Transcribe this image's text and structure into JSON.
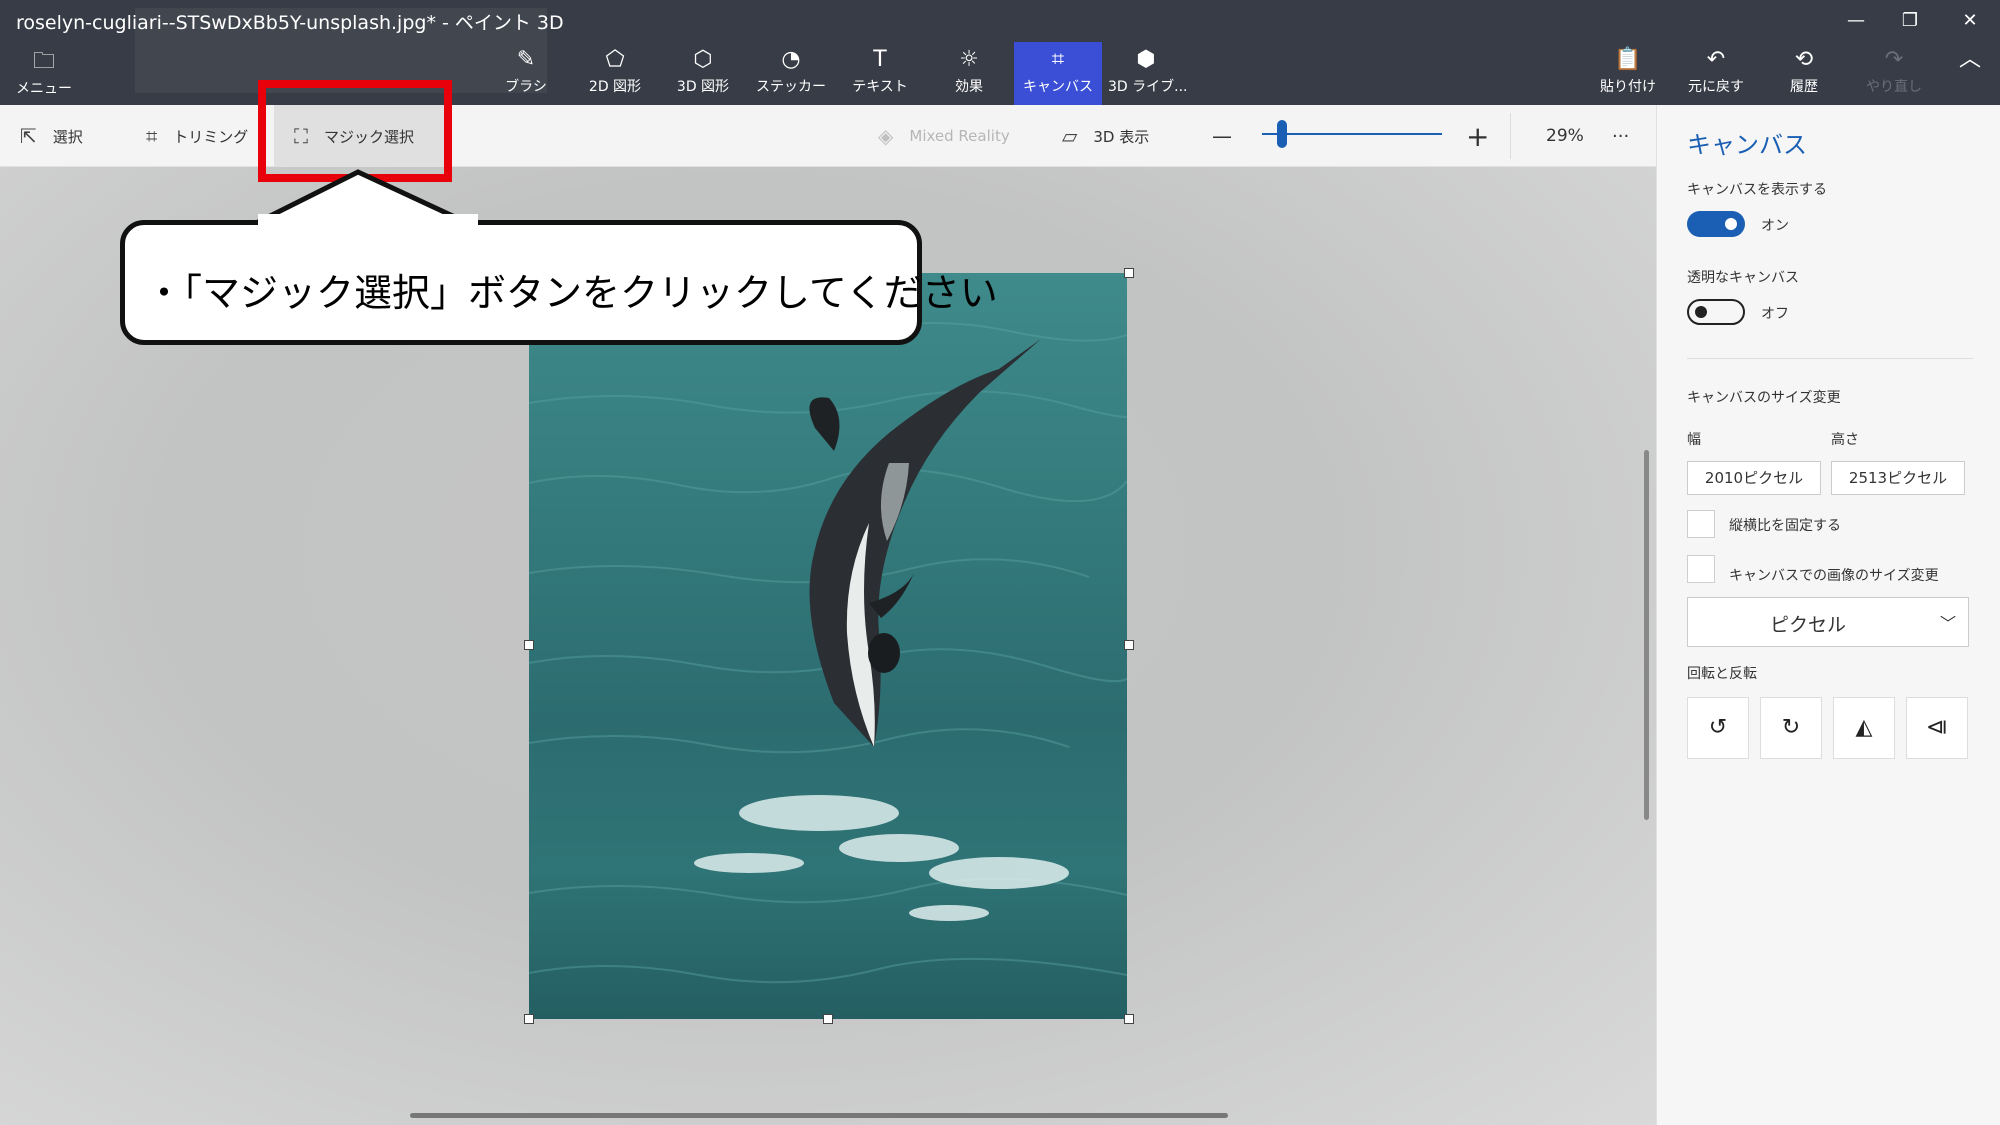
{
  "window": {
    "title": "roselyn-cugliari--STSwDxBb5Y-unsplash.jpg* - ペイント 3D",
    "controls": [
      "—",
      "❐",
      "✕"
    ]
  },
  "ribbon": {
    "menu": {
      "label": "メニュー",
      "icon": "folder-icon"
    },
    "tools": [
      {
        "label": "ブラシ",
        "icon": "brush-icon"
      },
      {
        "label": "2D 図形",
        "icon": "2d-shapes-icon"
      },
      {
        "label": "3D 図形",
        "icon": "3d-shapes-icon"
      },
      {
        "label": "ステッカー",
        "icon": "sticker-icon"
      },
      {
        "label": "テキスト",
        "icon": "text-icon"
      },
      {
        "label": "効果",
        "icon": "effects-icon"
      },
      {
        "label": "キャンバス",
        "icon": "canvas-icon",
        "active": true
      },
      {
        "label": "3D ライブ...",
        "icon": "3d-library-icon"
      }
    ],
    "actions": [
      {
        "label": "貼り付け",
        "icon": "paste-icon"
      },
      {
        "label": "元に戻す",
        "icon": "undo-icon"
      },
      {
        "label": "履歴",
        "icon": "history-icon"
      },
      {
        "label": "やり直し",
        "icon": "redo-icon",
        "disabled": true
      }
    ],
    "collapse_icon": "chevron-up-icon"
  },
  "subbar": {
    "select": "選択",
    "crop": "トリミング",
    "magic_select": "マジック選択",
    "mixed_reality": "Mixed Reality",
    "view_3d": "3D 表示",
    "zoom_out": "—",
    "zoom_in": "+",
    "zoom_level": "29%",
    "more": "···",
    "zoom_fraction": 0.1
  },
  "annotation": {
    "callout_text": "・「マジック選択」ボタンをクリックしてください"
  },
  "panel": {
    "title": "キャンバス",
    "show_canvas_label": "キャンバスを表示する",
    "show_canvas_state": "オン",
    "transparent_label": "透明なキャンバス",
    "transparent_state": "オフ",
    "resize_heading": "キャンバスのサイズ変更",
    "width_label": "幅",
    "height_label": "高さ",
    "width_value": "2010ピクセル",
    "height_value": "2513ピクセル",
    "lock_aspect_label": "縦横比を固定する",
    "resize_image_label": "キャンバスでの画像のサイズ変更",
    "unit": "ピクセル",
    "rotate_heading": "回転と反転"
  },
  "colors": {
    "accent": "#1a5fb4",
    "ribbon_bg": "#383c46",
    "active_tool": "#3a4fd6",
    "annotation_red": "#e8000b"
  }
}
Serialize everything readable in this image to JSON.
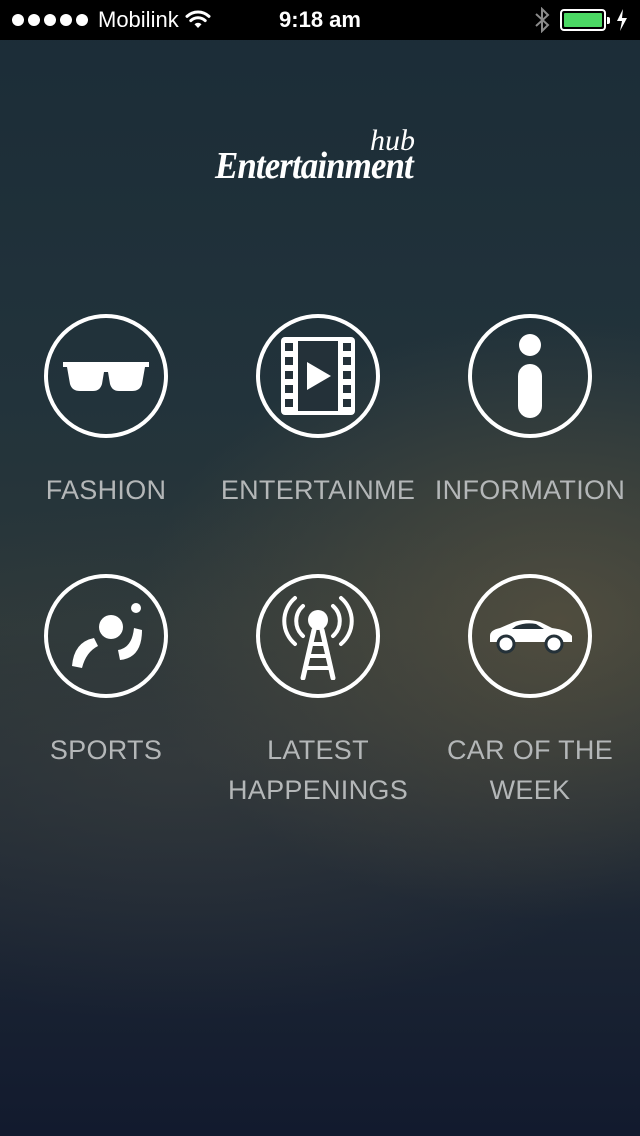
{
  "status_bar": {
    "carrier": "Mobilink",
    "time": "9:18 am",
    "battery_color": "#4cd964"
  },
  "logo": {
    "small": "hub",
    "main": "Entertainment"
  },
  "menu": [
    {
      "label": "FASHION",
      "icon": "sunglasses-icon"
    },
    {
      "label": "ENTERTAINME",
      "icon": "film-play-icon"
    },
    {
      "label": "INFORMATION",
      "icon": "info-icon"
    },
    {
      "label": "SPORTS",
      "icon": "sports-icon"
    },
    {
      "label_line1": "LATEST",
      "label_line2": "HAPPENINGS",
      "icon": "broadcast-tower-icon"
    },
    {
      "label_line1": "CAR OF THE",
      "label_line2": "WEEK",
      "icon": "car-icon"
    }
  ]
}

------------------------------------------------

Copy everything in the records above except the pictures, exactly as written.

- Exercise answer -
Transcribe this image's text and structure into JSON.
{
  "window": {
    "title": "roselyn-cugliari--STSwDxBb5Y-unsplash.jpg* - ペイント 3D",
    "controls": [
      "—",
      "❐",
      "✕"
    ]
  },
  "ribbon": {
    "menu": {
      "label": "メニュー",
      "icon": "folder-icon"
    },
    "tools": [
      {
        "label": "ブラシ",
        "icon": "brush-icon"
      },
      {
        "label": "2D 図形",
        "icon": "2d-shapes-icon"
      },
      {
        "label": "3D 図形",
        "icon": "3d-shapes-icon"
      },
      {
        "label": "ステッカー",
        "icon": "sticker-icon"
      },
      {
        "label": "テキスト",
        "icon": "text-icon"
      },
      {
        "label": "効果",
        "icon": "effects-icon"
      },
      {
        "label": "キャンバス",
        "icon": "canvas-icon",
        "active": true
      },
      {
        "label": "3D ライブ...",
        "icon": "3d-library-icon"
      }
    ],
    "actions": [
      {
        "label": "貼り付け",
        "icon": "paste-icon"
      },
      {
        "label": "元に戻す",
        "icon": "undo-icon"
      },
      {
        "label": "履歴",
        "icon": "history-icon"
      },
      {
        "label": "やり直し",
        "icon": "redo-icon",
        "disabled": true
      }
    ],
    "collapse_icon": "chevron-up-icon"
  },
  "subbar": {
    "select": "選択",
    "crop": "トリミング",
    "magic_select": "マジック選択",
    "mixed_reality": "Mixed Reality",
    "view_3d": "3D 表示",
    "zoom_out": "—",
    "zoom_in": "+",
    "zoom_level": "29%",
    "more": "···",
    "zoom_fraction": 0.1
  },
  "annotation": {
    "callout_text": "・「マジック選択」ボタンをクリックしてください"
  },
  "panel": {
    "title": "キャンバス",
    "show_canvas_label": "キャンバスを表示する",
    "show_canvas_state": "オン",
    "transparent_label": "透明なキャンバス",
    "transparent_state": "オフ",
    "resize_heading": "キャンバスのサイズ変更",
    "width_label": "幅",
    "height_label": "高さ",
    "width_value": "2010ピクセル",
    "height_value": "2513ピクセル",
    "lock_aspect_label": "縦横比を固定する",
    "resize_image_label": "キャンバスでの画像のサイズ変更",
    "unit": "ピクセル",
    "rotate_heading": "回転と反転"
  },
  "colors": {
    "accent": "#1a5fb4",
    "ribbon_bg": "#383c46",
    "active_tool": "#3a4fd6",
    "annotation_red": "#e8000b"
  }
}
Serialize everything readable in this image to JSON.
{
  "status_bar": {
    "carrier": "Mobilink",
    "time": "9:18 am",
    "battery_color": "#4cd964"
  },
  "logo": {
    "small": "hub",
    "main": "Entertainment"
  },
  "menu": [
    {
      "label": "FASHION",
      "icon": "sunglasses-icon"
    },
    {
      "label": "ENTERTAINME",
      "icon": "film-play-icon"
    },
    {
      "label": "INFORMATION",
      "icon": "info-icon"
    },
    {
      "label": "SPORTS",
      "icon": "sports-icon"
    },
    {
      "label_line1": "LATEST",
      "label_line2": "HAPPENINGS",
      "icon": "broadcast-tower-icon"
    },
    {
      "label_line1": "CAR OF THE",
      "label_line2": "WEEK",
      "icon": "car-icon"
    }
  ]
}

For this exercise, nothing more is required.